- **WHAT IS REQUIRED**
Look through the data below and say how many of its lines contain "here", adding nothing else.

- **RECORDED INFORMATION**
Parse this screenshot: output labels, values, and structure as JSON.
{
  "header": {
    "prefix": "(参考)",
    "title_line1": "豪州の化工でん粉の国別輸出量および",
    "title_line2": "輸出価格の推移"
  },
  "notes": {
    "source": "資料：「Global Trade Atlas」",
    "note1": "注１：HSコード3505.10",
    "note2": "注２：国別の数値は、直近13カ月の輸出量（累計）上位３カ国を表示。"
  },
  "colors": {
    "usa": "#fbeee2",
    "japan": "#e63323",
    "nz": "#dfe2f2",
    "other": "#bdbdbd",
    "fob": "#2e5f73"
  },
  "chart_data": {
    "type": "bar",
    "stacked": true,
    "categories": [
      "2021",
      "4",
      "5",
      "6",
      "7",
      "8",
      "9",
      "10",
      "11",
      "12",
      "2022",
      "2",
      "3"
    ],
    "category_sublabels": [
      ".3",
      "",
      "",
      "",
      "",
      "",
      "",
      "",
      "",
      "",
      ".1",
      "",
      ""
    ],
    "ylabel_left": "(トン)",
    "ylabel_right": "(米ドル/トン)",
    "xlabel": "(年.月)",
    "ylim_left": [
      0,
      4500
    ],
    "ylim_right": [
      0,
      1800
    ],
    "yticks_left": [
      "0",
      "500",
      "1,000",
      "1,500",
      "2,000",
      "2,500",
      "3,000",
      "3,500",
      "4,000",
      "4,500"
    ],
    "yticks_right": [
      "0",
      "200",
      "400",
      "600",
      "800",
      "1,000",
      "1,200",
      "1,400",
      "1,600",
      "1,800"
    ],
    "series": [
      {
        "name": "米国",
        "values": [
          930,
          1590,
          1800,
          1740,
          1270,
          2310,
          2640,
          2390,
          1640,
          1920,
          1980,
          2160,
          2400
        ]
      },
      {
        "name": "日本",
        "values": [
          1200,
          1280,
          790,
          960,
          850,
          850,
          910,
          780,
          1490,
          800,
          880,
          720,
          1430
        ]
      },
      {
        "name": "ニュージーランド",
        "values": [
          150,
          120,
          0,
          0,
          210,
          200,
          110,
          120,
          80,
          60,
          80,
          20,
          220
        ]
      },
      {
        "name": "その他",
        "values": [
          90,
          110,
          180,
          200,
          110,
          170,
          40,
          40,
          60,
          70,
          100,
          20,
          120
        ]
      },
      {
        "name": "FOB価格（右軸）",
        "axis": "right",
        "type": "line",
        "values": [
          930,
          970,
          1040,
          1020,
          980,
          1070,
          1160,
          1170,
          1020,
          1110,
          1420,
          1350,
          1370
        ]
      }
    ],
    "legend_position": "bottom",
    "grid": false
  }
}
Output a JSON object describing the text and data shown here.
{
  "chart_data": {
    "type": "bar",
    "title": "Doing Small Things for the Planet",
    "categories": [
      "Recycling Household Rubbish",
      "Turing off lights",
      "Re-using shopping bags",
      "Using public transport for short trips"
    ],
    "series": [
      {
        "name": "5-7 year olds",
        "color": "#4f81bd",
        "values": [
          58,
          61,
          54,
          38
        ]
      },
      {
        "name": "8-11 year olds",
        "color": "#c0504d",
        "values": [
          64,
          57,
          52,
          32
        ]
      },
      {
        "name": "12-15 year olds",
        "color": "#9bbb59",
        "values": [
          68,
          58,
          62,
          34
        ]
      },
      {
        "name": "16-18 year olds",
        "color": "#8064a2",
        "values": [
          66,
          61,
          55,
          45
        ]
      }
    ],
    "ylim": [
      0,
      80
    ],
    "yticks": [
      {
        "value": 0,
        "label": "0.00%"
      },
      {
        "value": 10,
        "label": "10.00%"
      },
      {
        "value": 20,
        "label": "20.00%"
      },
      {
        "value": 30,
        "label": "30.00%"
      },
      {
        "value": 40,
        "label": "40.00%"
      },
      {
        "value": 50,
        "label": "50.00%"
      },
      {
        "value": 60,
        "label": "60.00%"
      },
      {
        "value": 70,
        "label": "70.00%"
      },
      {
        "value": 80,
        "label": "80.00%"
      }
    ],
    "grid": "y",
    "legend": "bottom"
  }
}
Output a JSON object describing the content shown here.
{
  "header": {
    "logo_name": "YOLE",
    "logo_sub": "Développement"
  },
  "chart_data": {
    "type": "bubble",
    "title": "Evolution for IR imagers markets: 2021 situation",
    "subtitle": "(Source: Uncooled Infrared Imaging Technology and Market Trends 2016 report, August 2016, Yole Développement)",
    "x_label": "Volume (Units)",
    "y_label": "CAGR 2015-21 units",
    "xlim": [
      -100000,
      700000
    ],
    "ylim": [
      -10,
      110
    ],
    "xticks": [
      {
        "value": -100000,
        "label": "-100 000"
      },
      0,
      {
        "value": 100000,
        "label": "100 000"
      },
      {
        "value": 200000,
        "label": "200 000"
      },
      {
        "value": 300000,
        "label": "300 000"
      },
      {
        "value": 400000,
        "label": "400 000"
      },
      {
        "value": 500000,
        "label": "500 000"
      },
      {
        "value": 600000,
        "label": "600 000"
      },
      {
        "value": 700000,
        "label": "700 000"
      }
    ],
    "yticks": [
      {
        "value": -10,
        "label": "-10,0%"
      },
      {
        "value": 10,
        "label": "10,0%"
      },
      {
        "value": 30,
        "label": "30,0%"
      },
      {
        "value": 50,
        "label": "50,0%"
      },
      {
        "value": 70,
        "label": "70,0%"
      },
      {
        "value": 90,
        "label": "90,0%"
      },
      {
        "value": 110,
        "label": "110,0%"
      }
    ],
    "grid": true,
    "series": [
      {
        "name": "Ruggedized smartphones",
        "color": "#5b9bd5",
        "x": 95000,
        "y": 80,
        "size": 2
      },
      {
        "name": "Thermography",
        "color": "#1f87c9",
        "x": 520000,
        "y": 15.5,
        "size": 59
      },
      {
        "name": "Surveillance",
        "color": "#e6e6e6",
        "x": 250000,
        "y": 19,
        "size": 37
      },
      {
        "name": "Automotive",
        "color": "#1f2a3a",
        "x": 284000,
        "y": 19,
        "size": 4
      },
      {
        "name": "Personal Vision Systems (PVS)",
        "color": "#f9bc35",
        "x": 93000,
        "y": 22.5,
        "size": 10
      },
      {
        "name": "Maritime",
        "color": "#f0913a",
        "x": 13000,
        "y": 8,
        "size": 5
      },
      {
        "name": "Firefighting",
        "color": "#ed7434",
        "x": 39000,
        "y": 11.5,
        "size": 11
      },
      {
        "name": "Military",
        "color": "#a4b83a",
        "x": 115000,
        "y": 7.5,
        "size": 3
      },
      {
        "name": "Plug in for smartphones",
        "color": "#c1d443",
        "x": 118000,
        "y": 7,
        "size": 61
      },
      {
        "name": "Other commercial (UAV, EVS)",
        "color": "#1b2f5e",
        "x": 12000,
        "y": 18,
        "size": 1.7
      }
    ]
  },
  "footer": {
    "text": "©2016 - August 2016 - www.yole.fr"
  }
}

- **TASK OUTPUT**
2